Prompt
Print, exactly as given, each line of the data from the line containing "Output a JSON" up to and including its last line.

Data entries
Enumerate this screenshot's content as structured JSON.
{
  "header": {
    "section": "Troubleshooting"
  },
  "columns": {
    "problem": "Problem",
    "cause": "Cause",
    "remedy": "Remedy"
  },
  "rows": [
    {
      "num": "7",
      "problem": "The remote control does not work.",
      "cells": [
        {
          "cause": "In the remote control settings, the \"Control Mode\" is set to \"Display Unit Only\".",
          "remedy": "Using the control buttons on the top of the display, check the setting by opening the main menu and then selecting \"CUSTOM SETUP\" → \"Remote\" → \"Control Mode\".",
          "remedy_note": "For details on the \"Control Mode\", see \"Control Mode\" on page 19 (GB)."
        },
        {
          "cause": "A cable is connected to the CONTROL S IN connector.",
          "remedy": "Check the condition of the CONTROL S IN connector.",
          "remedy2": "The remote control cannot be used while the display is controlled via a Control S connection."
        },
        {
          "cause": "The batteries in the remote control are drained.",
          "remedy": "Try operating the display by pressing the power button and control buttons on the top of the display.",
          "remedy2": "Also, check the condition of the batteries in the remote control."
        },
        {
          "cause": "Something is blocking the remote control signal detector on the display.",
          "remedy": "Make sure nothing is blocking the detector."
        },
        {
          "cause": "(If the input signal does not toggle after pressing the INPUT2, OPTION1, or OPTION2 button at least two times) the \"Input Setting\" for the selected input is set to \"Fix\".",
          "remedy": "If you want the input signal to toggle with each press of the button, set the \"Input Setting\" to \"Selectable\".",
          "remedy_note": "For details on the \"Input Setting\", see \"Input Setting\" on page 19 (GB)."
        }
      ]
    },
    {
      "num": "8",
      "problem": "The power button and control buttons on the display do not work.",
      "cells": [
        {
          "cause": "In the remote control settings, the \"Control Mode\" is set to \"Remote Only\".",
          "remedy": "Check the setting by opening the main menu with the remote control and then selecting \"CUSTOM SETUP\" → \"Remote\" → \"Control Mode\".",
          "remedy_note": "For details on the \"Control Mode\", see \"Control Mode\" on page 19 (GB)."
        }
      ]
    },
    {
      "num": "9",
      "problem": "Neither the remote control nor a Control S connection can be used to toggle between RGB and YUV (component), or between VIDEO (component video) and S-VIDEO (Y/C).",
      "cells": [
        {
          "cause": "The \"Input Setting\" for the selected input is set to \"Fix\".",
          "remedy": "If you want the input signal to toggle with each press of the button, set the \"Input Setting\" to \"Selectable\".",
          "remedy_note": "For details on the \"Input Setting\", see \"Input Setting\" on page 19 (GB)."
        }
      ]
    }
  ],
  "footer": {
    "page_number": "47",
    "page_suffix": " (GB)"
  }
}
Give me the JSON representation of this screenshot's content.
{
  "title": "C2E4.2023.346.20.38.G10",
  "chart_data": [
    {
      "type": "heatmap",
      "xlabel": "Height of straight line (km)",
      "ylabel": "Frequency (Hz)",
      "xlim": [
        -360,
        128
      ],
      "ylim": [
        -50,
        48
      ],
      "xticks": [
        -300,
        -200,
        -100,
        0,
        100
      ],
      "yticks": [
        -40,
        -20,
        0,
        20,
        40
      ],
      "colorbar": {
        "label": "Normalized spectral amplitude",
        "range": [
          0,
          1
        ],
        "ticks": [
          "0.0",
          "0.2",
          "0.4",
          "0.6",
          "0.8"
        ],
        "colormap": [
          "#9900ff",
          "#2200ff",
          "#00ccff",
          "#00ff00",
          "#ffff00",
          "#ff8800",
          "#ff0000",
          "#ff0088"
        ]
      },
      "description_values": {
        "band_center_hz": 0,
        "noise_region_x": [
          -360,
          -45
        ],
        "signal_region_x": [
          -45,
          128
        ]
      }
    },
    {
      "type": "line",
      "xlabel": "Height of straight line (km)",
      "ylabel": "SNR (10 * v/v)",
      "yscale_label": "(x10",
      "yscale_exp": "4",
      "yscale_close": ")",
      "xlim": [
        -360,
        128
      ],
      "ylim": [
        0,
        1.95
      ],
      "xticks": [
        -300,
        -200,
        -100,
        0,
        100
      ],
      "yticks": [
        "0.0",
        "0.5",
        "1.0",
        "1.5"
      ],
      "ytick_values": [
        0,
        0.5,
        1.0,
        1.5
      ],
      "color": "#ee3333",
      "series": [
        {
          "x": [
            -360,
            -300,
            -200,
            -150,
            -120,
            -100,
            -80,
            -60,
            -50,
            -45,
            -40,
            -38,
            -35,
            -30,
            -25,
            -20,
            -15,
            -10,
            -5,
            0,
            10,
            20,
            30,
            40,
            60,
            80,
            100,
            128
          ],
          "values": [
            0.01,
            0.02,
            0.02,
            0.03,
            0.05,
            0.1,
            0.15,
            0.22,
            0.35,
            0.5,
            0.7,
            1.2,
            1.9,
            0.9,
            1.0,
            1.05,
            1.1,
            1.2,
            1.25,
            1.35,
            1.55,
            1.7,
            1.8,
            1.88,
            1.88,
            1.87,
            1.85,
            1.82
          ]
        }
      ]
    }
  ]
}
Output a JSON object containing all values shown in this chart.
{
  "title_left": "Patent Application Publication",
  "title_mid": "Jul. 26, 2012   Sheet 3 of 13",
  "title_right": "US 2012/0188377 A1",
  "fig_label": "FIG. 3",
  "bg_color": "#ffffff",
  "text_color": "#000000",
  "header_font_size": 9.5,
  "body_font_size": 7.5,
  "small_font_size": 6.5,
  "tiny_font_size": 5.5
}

Right answer
Output a JSON object containing all values shown in this chart.
{
  "title_left": "Patent Application Publication",
  "title_mid": "Jul. 26, 2012   Sheet 3 of 13",
  "title_right": "US 2012/0188377 A1",
  "fig_label": "FIG. 3",
  "bg_color": "#ffffff",
  "text_color": "#000000",
  "header_font_size": 9.5,
  "body_font_size": 7.5,
  "small_font_size": 6.5,
  "tiny_font_size": 5.5
}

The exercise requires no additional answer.